___ Estratto fornito ___

Una vita di sacrifici e tanto studio, un punto di riferimento per tantissime multinazionali
Oggi con il Reventino raccontiamo la storia di Eugenio Carpino, originario di Santo Stefano di Rogliano, ridente comune nella valle del Savuto. La vita di Eugenio è degna delle pagine più belle del nostro Paese, quelle pagine che troppe volte dimentichiamo. Sacrifici, passione, tanta determinazione e soprattutto studio costante. Da oltre 50 anni i successi di Eugenio Carpino sono tangibili in diversi angoli di mondo. Russia, Italia, America, Portogallo, Macedonia, Romania, Turchia, sono alcuni dei luoghi che hanno “ospitato” il poliedrico talento di Carpino.
“Ho studiato tantissimo, sono specializzato anche per la costruzione delle mescole di gomma”

___ Voci elencate ___

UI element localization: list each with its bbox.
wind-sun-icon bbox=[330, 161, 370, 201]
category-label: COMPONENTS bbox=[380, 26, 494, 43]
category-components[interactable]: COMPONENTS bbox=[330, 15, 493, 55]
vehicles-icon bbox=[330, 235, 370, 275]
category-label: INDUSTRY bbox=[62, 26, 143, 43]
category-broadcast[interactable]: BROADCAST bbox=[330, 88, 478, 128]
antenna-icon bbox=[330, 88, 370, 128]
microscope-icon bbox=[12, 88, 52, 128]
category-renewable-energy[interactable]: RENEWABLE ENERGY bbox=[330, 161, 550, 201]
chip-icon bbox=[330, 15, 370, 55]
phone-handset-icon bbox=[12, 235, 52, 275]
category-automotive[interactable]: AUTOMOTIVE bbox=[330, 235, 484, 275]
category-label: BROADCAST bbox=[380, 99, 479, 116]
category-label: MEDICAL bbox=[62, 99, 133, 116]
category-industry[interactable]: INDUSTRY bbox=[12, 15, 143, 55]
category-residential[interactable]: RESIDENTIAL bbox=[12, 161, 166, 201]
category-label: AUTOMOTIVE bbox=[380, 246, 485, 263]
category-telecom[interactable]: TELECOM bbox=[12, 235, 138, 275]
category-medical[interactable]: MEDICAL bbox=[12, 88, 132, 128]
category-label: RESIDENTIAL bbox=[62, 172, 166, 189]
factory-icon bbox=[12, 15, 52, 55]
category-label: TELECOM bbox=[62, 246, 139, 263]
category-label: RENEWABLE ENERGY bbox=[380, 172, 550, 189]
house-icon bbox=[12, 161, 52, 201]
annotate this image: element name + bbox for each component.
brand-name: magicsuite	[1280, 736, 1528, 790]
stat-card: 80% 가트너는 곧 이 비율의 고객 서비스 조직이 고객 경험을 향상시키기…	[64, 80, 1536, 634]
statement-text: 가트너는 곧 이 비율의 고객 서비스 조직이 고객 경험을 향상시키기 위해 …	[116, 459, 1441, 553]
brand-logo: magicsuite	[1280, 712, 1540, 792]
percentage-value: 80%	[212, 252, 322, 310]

___

Riporta fedelmente il passo del brano su Eugenio Carpino che comincia con le parole "Una vita di" e si chiude dopo "talento di Carpino.".

▶ Risposta al compito:
Una vita di sacrifici e tanto studio, un punto di riferimento per tantissime multinazionali
Oggi con il Reventino raccontiamo la storia di Eugenio Carpino, originario di Santo Stefano di Rogliano, ridente comune nella valle del Savuto. La vita di Eugenio è degna delle pagine più belle del nostro Paese, quelle pagine che troppe volte dimentichiamo. Sacrifici, passione, tanta determinazione e soprattutto studio costante. Da oltre 50 anni i successi di Eugenio Carpino sono tangibili in diversi angoli di mondo. Russia, Italia, America, Portogallo, Macedonia, Romania, Turchia, sono alcuni dei luoghi che hanno “ospitato” il poliedrico talento di Carpino.